## Task directions
Find the number of lines below in which the word "Unterhaltsgesetz" appears, and write that number only.

## Exercise data
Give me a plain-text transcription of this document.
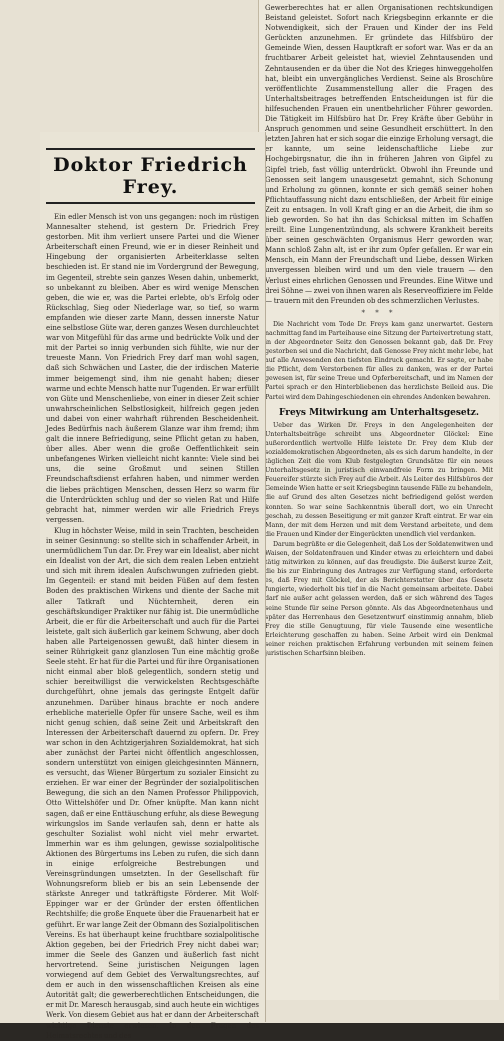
Gewerberechtes hat er allen Organisationen rechtskundigen Beistand geleistet. Sofort nach Kriegsbeginn erkannte er die Notwendigkeit, sich der Frauen und Kinder der ins Feld Gerückten anzunehmen. Er gründete das Hilfsbüro der Gemeinde Wien, dessen Hauptkraft er sofort war. Was er da an fruchtbarer Arbeit geleistet hat, wieviel Zehntausenden und Zehntausenden er da über die Not des Krieges hinweggeholfen hat, bleibt ein unvergängliches Verdienst. Seine als Broschüre veröffentlichte Zusammenstellung aller die Fragen des Unterhaltsbeitrages betreffenden Entscheidungen ist für die hilfesuchenden Frauen ein unentbehrlicher Führer geworden. Die Tätigkeit im Hilfsbüro hat Dr. Frey Kräfte über Gebühr in Anspruch genommen und seine Gesundheit erschüttert. In den letzten Jahren hat er sich sogar die einzige Erholung versagt, die er kannte, um seine leidenschaftliche Liebe zur Hochgebirgsnatur, die ihn in früheren Jahren von Gipfel zu Gipfel trieb, fast völlig unterdrückt. Obwohl ihn Freunde und Genossen seit langem unausgesetzt gemahnt, sich Schonung und Erholung zu gönnen, konnte er sich gemäß seiner hohen Pflichtauffassung nicht dazu entschließen, der Arbeit für einige Zeit zu entsagen. In voll Kraft ging er an die Arbeit, die ihm so lieb geworden. So hat ihn das Schicksal mitten im Schaffen ereilt. Eine Lungenentzündung, als schwere Krankheit bereits über seinen geschwächten Organismus Herr geworden war, Mann schloß Zahn alt, ist er ihr zum Opfer gefallen. Er war ein Mensch, ein Mann der Freundschaft und Liebe, dessen Wirken unvergessen bleiben wird und um den viele trauern — den Verlust eines ehrlichen Genossen und Freundes. Eine Witwe und drei Söhne — zwei von ihnen waren als Reserveoffiziere im Felde — trauern mit den Freunden ob des schmerzlichen Verlustes.

* * *

Die Nachricht vom Tode Dr. Freys kam ganz unerwartet. Gestern nachmittag fand im Parteihause eine Sitzung der Parteivertretung statt, in der Abgeordneter Seitz den Genossen bekannt gab, daß Dr. Frey gestorben sei und die Nachricht, daß Genosse Frey nicht mehr lebe, hat auf alle Anwesenden den tiefsten Eindruck gemacht. Er sagte, er habe die Pflicht, dem Verstorbenen für alles zu danken, was er der Partei gewesen ist, für seine Treue und Opferbereitschaft, und im Namen der Partei sprach er den Hinterbliebenen das herzlichste Beileid aus. Die Partei wird dem Dahingeschiedenen ein ehrendes Andenken bewahren.

Freys Mitwirkung am Unterhaltsgesetz.

Ueber das Wirken Dr. Freys in den Angelegenheiten der Unterhaltsbeiträge schreibt uns Abgeordneter Glöckel: Eine außerordentlich wertvolle Hilfe leistete Dr. Frey dem Klub der sozialdemokratischen Abgeordneten, als es sich darum handelte, in der täglichen Zeit die vom Klub festgelegten Grundsätze für ein neues Unterhaltsgesetz in juristisch einwandfreie Form zu bringen. Mit Feuereifer stürzte sich Frey auf die Arbeit. Als Leiter des Hilfsbüros der Gemeinde Wien hatte er seit Kriegsbeginn tausende Fälle zu behandeln, die auf Grund des alten Gesetzes nicht befriedigend gelöst werden konnten. So war seine Sachkenntnis überall dort, wo ein Unrecht geschah, zu dessen Beseitigung er mit ganzer Kraft eintrat. Er war ein Mann, der mit dem Herzen und mit dem Verstand arbeitete, und dem die Frauen und Kinder der Eingerückten unendlich viel verdanken.

Darum begrüßte er die Gelegenheit, daß Los der Soldatenwitwen und Waisen, der Soldatenfrauen und Kinder etwas zu erleichtern und dabei tätig mitwirken zu können, auf das freudigste. Die äußerst kurze Zeit, die bis zur Einbringung des Antrages zur Verfügung stand, erforderte es, daß Frey mit Glöckel, der als Berichterstatter über das Gesetz fungierte, wiederholt bis tief in die Nacht gemeinsam arbeitete. Dabei darf nie außer acht gelassen werden, daß er sich während des Tages seine Stunde für seine Person gönnte. Als das Abgeordnetenhaus und später das Herrenhaus den Gesetzentwurf einstimmig annahm, blieb Frey die stille Genugtuung, für viele Tausende eine wesentliche Erleichterung geschaffen zu haben. Seine Arbeit wird ein Denkmal seiner reichen praktischen Erfahrung verbunden mit seinem feinen juristischen Scharfsinn bleiben.

Doktor Friedrich Frey.

Ein edler Mensch ist von uns gegangen: noch im rüstigen Mannesalter stehend, ist gestern Dr. Friedrich Frey gestorben. Mit ihm verliert unsere Partei und die Wiener Arbeiterschaft einen Freund, wie er in dieser Reinheit und Hingebung der organisierten Arbeiterklasse selten beschieden ist. Er stand nie im Vordergrund der Bewegung, im Gegenteil, strebte sein ganzes Wesen dahin, unbemerkt, so unbekannt zu bleiben. Aber es wird wenige Menschen geben, die wie er, was die Partei erlebte, ob's Erfolg oder Rückschlag, Sieg oder Niederlage war, so tief, so warm empfanden wie dieser zarte Mann, dessen innerste Natur eine selbstlose Güte war, deren ganzes Wesen durchleuchtet war von Mitgefühl für das arme und bedrückte Volk und der mit der Partei so innig verbunden sich fühlte, wie nur der treueste Mann. Von Friedrich Frey darf man wohl sagen, daß sich Schwächen und Laster, die der irdischen Materie immer beigemengt sind, ihm nie genaht haben; dieser warme und echte Mensch hatte nur Tugenden. Er war erfüllt von Güte und Menschenliebe, von einer in dieser Zeit schier unwahrscheinlichen Selbstlosigkeit, hilfreich gegen jeden und dabei von einer wahrhaft rührenden Bescheidenheit. Jedes Bedürfnis nach äußerem Glanze war ihm fremd; ihm galt die innere Befriedigung, seine Pflicht getan zu haben, über alles. Aber wenn die große Oeffentlichkeit sein unbefangenes Wirken vielleicht nicht kannte: Viele sind bei uns, die seine Großmut und seinen Stillen Freundschaftsdienst erfahren haben, und nimmer werden die liebes prächtigen Menschen, dessen Herz so warm für die Unterdrückten schlug und der so vielen Rat und Hilfe gebracht hat, nimmer werden wir alle Friedrich Freys vergessen.

Klug in höchster Weise, mild in sein Trachten, bescheiden in seiner Gesinnung: so stellte sich in schaffender Arbeit, in unermüdlichem Tun dar. Dr. Frey war ein Idealist, aber nicht ein Idealist von der Art, die sich dem realen Leben entzieht und sich mit ihrem idealen Aufschwungen zufrieden giebt. Im Gegenteil: er stand mit beiden Füßen auf dem festen Boden des praktischen Wirkens und diente der Sache mit aller Tatkraft und Nüchternheit, deren ein geschäftskundiger Praktiker nur fähig ist. Die unermüdliche Arbeit, die er für die Arbeiterschaft und auch für die Partei leistete, galt sich äußerlich gar keinem Schwung, aber doch haben alle Parteigenossen gewußt, daß hinter diesem in seiner Rührigkeit ganz glanzlosen Tun eine mächtig große Seele steht. Er hat für die Partei und für ihre Organisationen nicht einmal aber bloß gelegentlich, sondern stetig und schier bereitwilligst die verwickelsten Rechtsgeschäfte durchgeführt, ohne jemals das geringste Entgelt dafür anzunehmen. Darüber hinaus brachte er noch andere erhebliche materielle Opfer für unsere Sache, weil es ihm nicht genug schien, daß seine Zeit und Arbeitskraft den Interessen der Arbeiterschaft dauernd zu opfern. Dr. Frey war schon in den Achtzigerjahren Sozialdemokrat, hat sich aber zunächst der Partei nicht öffentlich angeschlossen, sondern unterstützt von einigen gleichgesinnten Männern, es versucht, das Wiener Bürgertum zu sozialer Einsicht zu erziehen. Er war einer der Begründer der sozialpolitischen Bewegung, die sich an den Namen Professor Philippovich, Otto Wittelshöfer und Dr. Ofner knüpfte. Man kann nicht sagen, daß er eine Enttäuschung erfuhr, als diese Bewegung wirkungslos im Sande verlaufen sah, denn er hatte als geschulter Sozialist wohl nicht viel mehr erwartet. Immerhin war es ihm gelungen, gewisse sozialpolitische Aktionen des Bürgertums ins Leben zu rufen, die sich dann in einige erfolgreiche Bestrebungen und Vereinsgründungen umsetzten. In der Gesellschaft für Wohnungsreform blieb er bis an sein Lebensende der stärkste Anreger und tatkräftigste Förderer. Mit Wolf-Eppinger war er der Gründer der ersten öffentlichen Rechtshilfe; die große Enquete über die Frauenarbeit hat er geführt. Er war lange Zeit der Obmann des Sozialpolitischen Vereins. Es hat überhaupt keine fruchtbare sozialpolitische Aktion gegeben, bei der Friedrich Frey nicht dabei war; immer die Seele des Ganzen und äußerlich fast nicht hervortretend. Seine juristischen Neigungen lagen vorwiegend auf dem Gebiet des Verwaltungsrechtes, auf dem er auch in den wissenschaftlichen Kreisen als eine Autorität galt; die gewerberechtlichen Entscheidungen, die er mit Dr. Maresch herausgab, sind auch heute ein wichtiges Werk. Von diesem Gebiet aus hat er dann der Arbeiterschaft wichtige Dienste erwiesen. In den Fragen des Heimatsrechtes und des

## Answer area
2